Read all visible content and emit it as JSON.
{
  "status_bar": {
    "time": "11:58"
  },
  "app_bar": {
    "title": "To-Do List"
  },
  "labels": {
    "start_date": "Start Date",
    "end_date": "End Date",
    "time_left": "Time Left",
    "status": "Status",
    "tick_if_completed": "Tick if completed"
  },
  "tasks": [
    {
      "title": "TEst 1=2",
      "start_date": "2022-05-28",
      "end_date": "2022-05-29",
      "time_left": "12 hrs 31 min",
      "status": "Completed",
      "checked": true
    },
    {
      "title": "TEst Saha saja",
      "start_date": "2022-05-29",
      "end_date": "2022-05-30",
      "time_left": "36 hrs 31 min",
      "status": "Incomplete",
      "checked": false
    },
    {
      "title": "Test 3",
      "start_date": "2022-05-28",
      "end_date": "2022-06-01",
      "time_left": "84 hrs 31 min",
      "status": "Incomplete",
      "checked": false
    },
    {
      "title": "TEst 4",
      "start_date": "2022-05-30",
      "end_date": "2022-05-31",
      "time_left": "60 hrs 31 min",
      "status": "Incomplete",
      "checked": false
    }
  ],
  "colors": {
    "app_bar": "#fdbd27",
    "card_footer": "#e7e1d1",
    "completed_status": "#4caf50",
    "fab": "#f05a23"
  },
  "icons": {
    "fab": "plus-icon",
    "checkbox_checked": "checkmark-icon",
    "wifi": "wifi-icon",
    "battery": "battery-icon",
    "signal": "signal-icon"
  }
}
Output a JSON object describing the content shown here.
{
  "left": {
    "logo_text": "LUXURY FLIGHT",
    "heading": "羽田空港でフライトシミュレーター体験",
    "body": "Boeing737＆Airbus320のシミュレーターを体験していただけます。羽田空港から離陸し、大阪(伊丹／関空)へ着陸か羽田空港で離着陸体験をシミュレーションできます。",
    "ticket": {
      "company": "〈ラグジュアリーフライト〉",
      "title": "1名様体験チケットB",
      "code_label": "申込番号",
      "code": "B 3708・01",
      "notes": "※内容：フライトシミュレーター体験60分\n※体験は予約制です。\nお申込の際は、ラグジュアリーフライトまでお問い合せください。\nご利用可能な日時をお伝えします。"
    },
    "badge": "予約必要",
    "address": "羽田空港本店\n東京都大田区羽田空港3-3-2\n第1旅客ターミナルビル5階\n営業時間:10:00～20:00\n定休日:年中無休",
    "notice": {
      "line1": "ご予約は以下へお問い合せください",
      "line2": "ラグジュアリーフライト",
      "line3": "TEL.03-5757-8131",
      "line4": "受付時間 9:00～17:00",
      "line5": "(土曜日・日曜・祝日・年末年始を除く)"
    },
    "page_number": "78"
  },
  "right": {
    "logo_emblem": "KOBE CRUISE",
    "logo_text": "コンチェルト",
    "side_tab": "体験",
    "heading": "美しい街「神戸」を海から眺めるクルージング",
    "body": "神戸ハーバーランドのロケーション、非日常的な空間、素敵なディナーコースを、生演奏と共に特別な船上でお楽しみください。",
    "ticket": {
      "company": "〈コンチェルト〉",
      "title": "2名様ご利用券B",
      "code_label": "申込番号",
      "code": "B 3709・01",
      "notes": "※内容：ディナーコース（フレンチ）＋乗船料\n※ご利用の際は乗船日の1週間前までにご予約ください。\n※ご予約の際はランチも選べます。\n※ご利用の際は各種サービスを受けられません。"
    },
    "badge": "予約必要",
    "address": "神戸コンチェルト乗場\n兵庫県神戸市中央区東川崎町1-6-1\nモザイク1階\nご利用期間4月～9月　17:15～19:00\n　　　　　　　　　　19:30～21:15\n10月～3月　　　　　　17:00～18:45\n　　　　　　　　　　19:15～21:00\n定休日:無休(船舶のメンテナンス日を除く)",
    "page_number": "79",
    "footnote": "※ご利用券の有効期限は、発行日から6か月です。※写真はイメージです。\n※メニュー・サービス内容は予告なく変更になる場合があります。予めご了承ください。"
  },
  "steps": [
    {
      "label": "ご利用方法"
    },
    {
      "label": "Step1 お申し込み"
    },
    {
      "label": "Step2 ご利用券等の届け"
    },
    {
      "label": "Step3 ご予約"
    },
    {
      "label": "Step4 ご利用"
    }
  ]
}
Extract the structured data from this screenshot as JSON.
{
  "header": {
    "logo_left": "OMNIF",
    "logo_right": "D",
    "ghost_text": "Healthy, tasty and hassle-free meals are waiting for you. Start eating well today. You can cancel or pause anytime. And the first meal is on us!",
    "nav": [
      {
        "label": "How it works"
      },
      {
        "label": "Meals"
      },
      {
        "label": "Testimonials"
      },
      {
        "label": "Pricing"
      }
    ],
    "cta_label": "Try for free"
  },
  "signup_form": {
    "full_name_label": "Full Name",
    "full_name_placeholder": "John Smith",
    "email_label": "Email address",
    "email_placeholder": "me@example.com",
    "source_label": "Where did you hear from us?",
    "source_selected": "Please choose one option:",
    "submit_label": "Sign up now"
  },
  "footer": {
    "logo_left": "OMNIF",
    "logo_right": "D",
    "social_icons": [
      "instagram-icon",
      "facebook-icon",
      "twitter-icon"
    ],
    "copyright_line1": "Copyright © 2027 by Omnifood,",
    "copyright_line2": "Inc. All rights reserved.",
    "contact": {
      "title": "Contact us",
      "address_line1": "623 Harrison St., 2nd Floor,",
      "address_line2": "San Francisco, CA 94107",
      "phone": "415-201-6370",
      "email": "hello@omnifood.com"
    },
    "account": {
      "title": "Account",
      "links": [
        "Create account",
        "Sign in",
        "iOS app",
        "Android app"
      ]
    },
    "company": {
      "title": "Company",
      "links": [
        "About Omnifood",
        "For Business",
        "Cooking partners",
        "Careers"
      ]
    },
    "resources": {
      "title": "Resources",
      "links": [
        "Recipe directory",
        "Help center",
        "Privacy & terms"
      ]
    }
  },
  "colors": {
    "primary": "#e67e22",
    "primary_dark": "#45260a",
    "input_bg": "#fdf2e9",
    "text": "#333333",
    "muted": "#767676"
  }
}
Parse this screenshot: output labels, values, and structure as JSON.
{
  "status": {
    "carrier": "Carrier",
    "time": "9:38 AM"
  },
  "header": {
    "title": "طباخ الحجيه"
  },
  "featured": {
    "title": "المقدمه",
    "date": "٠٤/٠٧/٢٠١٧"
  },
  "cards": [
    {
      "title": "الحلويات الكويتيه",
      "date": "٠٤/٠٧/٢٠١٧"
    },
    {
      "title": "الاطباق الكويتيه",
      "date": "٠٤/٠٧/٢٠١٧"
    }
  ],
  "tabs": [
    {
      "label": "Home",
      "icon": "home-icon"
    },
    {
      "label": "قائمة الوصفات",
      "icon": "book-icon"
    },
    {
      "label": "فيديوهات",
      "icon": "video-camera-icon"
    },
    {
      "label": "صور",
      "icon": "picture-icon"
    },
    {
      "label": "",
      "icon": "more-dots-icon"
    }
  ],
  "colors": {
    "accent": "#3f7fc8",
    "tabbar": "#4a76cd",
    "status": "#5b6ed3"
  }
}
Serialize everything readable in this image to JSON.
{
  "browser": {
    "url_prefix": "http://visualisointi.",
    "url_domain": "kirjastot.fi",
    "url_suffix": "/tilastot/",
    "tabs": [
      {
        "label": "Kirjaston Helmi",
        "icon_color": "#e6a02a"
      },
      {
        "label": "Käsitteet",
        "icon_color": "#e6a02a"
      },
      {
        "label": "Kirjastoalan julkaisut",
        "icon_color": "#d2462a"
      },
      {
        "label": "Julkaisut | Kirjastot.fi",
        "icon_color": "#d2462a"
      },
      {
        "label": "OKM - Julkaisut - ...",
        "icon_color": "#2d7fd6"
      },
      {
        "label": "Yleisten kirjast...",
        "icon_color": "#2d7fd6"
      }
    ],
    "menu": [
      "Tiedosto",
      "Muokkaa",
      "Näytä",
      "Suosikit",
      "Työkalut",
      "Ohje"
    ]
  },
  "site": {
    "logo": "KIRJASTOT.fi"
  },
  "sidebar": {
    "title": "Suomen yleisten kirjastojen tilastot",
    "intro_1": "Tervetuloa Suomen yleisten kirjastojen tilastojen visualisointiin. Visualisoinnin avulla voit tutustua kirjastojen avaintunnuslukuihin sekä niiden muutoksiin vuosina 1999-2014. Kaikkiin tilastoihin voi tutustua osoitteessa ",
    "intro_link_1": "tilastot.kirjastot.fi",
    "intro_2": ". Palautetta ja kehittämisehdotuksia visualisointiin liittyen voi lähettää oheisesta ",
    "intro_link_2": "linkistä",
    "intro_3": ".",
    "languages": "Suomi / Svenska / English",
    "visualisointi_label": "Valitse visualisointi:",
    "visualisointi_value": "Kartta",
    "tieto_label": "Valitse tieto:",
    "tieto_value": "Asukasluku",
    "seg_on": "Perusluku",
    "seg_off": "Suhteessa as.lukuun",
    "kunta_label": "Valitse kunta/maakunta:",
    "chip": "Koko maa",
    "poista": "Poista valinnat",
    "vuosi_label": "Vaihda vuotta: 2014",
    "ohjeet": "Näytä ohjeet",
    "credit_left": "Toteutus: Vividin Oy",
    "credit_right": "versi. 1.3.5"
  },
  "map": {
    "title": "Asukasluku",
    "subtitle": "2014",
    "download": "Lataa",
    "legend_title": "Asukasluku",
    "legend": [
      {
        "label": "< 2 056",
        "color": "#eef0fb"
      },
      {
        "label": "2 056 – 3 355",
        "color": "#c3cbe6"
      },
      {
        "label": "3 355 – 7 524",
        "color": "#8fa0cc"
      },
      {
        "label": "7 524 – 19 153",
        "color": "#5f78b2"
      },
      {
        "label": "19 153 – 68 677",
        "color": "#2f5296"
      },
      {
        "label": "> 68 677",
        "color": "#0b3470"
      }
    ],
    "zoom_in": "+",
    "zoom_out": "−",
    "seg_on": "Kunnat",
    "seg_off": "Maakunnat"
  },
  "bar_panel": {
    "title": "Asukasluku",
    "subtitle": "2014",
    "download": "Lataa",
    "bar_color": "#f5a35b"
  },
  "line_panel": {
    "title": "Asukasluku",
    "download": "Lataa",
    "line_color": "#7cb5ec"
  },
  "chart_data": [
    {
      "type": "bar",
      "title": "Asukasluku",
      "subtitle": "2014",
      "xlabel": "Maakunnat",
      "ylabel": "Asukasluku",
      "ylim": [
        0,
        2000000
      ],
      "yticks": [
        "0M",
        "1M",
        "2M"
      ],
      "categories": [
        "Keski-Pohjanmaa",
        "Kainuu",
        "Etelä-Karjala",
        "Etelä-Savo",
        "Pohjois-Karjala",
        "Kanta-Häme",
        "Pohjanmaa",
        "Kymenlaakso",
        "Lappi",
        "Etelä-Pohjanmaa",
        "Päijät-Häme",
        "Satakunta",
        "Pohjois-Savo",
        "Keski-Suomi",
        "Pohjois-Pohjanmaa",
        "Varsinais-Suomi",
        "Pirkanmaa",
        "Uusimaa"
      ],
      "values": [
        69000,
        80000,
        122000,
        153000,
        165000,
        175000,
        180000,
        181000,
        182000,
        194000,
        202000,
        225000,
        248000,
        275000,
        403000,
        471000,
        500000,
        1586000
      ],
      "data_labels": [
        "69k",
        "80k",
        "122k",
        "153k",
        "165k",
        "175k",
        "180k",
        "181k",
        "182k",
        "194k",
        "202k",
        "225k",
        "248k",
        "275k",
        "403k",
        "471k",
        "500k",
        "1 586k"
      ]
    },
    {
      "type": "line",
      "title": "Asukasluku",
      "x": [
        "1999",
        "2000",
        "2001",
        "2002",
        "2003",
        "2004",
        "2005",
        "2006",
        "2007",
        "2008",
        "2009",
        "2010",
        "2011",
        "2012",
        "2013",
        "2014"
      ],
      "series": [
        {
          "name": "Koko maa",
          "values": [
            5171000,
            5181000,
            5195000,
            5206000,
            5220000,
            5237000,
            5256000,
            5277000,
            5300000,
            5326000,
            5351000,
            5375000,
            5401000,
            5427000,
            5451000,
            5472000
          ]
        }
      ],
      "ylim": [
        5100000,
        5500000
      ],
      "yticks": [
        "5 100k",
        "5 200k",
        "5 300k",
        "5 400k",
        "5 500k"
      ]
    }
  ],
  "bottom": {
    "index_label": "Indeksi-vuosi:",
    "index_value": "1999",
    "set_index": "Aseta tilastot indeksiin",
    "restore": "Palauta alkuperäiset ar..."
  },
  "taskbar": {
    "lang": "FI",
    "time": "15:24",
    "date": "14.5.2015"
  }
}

:::::

▶ **What you should do**
Copy each line of the entries that includes the word "values".

▶ **Solution to this task**
Parse this screenshot: output labels, values, and structure as JSON.
      "values": [
          "values": [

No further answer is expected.